__Requisitos do exercício__.
Extraia da crônica sobre o quarto, sem nenhuma alteração, o trecho que vai de "Quem duvida que" a "de gente viva.".

━━━━━ Trecho citado ━━━━━

A parte mais íntima e ínfima do quarto

Tereza Malcher

Tereza Cristina Malcher Campitelli

Momentos Literários

Tereza Malcher é mestre em educação pela PUC-Rio, escritora de livros infantojuvenis, presidente da Academia Friburguense de Letras e ganhadora, em 2014, do Prêmio OFF Flip de Literatura.

segunda-feira, 18 de março de 2024

Nunca havia percebido que sou a parte mais íntima e ínfima do meu quarto. É interessante a pessoa se ver assim, posto que é empurrada do altar soberano, em que é o ponto de partida de tudo. Marcel Proust, em “Em busca do tempo perdido” me dá as mãos e me conduz à minha cama para que eu possa me ver desta maneira, misturada.

Quem duvida que a noite tem mistérios? Nem gosto de pensar a respeito. O quarto silencioso, escuro ou à meia luz, faz com que minhas histórias de vida, temores e prazeres, ideias e divagações se misturem com os objetos e móveis. Todos meus. É o mais generoso momento de pertencimento. Talvez seja essa sensação que mais me assusta uma vez que nela possa encontrar fatos secretos e clandestinos. 

O cheiro dos tapetes, da cama, da mesinha de cabeceira, das roupas penduradas e dobradas no armário, dos meus trecos e cacarecos, objetos dispostos em diferentes locais, organizados ou não, se confundem com os dos meus pensamentos, agitos e dos medos. Meu quarto e eu temos um perfume de gente viva.    

O relógio tiquetaqueia suavemente os segundos, som que se aproxima e toca o barulho da minha respiração. O quarto tem minha voz noturna. O meu canto de sereia.

━━━━━ Entradas listadas ━━━━━

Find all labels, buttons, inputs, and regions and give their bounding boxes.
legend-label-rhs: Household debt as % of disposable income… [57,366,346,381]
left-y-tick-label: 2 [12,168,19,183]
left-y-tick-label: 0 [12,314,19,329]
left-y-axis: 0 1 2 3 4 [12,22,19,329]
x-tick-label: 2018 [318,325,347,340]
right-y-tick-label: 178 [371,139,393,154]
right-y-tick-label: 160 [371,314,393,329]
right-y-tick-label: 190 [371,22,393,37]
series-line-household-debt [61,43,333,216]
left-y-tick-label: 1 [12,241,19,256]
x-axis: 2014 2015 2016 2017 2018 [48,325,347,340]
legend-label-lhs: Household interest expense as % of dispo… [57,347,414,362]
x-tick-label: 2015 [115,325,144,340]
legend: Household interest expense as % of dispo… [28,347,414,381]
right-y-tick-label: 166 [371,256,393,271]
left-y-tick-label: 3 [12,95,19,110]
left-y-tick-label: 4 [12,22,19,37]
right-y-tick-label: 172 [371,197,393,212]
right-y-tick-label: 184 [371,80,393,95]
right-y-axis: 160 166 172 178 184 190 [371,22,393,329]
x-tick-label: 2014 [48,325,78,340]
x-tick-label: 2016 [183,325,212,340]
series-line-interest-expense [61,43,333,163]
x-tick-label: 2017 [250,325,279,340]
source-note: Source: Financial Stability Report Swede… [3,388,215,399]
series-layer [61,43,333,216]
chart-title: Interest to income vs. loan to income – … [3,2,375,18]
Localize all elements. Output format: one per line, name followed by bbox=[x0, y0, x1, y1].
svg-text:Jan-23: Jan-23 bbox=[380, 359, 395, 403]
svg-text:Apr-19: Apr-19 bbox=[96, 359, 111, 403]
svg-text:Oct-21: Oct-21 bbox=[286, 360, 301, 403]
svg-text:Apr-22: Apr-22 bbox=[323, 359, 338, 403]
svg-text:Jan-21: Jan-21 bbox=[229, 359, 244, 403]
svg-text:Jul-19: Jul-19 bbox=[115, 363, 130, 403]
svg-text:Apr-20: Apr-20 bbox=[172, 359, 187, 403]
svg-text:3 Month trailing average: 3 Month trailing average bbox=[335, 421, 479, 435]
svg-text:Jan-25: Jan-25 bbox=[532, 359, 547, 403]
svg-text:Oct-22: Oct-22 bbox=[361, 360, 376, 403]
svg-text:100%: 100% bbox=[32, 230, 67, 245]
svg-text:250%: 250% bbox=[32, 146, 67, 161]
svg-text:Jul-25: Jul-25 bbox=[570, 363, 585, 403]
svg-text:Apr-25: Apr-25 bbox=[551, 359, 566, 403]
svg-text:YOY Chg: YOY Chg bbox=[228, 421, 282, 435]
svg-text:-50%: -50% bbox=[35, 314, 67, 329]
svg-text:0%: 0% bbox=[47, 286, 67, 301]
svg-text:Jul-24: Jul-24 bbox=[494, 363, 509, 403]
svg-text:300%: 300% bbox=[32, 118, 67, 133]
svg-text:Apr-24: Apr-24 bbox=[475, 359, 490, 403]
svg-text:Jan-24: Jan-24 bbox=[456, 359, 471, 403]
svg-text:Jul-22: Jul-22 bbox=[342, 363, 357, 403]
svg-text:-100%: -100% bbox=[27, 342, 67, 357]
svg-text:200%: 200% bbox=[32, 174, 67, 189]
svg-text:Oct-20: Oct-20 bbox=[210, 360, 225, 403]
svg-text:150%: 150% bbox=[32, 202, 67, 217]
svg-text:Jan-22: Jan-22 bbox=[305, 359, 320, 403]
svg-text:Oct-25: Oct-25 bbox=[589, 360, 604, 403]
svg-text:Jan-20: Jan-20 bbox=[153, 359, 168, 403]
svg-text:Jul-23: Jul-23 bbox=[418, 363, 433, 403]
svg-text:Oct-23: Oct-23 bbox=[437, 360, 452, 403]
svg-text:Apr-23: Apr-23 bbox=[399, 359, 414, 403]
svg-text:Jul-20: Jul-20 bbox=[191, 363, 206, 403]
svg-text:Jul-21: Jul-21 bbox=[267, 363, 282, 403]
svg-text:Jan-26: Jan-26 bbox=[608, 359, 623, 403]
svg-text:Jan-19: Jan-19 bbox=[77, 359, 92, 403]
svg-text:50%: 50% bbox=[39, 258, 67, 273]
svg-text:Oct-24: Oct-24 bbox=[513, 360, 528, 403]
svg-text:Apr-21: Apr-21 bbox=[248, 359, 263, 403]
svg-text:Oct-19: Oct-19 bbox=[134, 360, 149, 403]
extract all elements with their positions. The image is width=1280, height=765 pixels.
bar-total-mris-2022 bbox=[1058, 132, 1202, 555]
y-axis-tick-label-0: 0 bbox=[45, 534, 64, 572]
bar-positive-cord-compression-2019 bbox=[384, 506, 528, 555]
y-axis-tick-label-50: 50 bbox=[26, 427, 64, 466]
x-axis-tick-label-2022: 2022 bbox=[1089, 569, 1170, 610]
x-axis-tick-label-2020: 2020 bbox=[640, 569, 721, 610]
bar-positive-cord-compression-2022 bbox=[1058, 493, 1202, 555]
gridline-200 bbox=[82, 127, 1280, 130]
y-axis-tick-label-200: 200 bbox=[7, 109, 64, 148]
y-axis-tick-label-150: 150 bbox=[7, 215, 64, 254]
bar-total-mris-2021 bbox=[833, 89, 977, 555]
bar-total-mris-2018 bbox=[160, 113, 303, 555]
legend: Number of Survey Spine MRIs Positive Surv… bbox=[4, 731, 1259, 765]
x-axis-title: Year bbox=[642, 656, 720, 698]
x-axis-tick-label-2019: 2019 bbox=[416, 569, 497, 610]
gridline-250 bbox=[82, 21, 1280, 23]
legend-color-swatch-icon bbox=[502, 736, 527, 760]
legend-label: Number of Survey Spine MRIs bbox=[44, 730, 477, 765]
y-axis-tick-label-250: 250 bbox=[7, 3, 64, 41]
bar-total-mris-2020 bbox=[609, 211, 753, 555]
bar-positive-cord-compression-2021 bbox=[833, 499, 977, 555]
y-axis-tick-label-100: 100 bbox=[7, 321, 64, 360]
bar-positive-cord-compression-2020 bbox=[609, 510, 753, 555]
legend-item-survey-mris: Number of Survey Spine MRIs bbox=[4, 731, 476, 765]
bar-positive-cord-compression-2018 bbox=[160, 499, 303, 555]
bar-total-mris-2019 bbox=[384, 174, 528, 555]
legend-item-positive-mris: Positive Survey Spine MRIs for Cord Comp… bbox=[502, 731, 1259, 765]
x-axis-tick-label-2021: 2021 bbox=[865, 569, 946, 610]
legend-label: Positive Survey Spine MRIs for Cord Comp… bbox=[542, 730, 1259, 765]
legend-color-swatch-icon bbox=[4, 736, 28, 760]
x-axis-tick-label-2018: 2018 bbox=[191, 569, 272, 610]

━━━━━

__Resposta completa__.
Quem duvida que a noite tem mistérios? Nem gosto de pensar a respeito. O quarto silencioso, escuro ou à meia luz, faz com que minhas histórias de vida, temores e prazeres, ideias e divagações se misturem com os objetos e móveis. Todos meus. É o mais generoso momento de pertencimento. Talvez seja essa sensação que mais me assusta uma vez que nela possa encontrar fatos secretos e clandestinos. 

O cheiro dos tapetes, da cama, da mesinha de cabeceira, das roupas penduradas e dobradas no armário, dos meus trecos e cacarecos, objetos dispostos em diferentes locais, organizados ou não, se confundem com os dos meus pensamentos, agitos e dos medos. Meu quarto e eu temos um perfume de gente viva.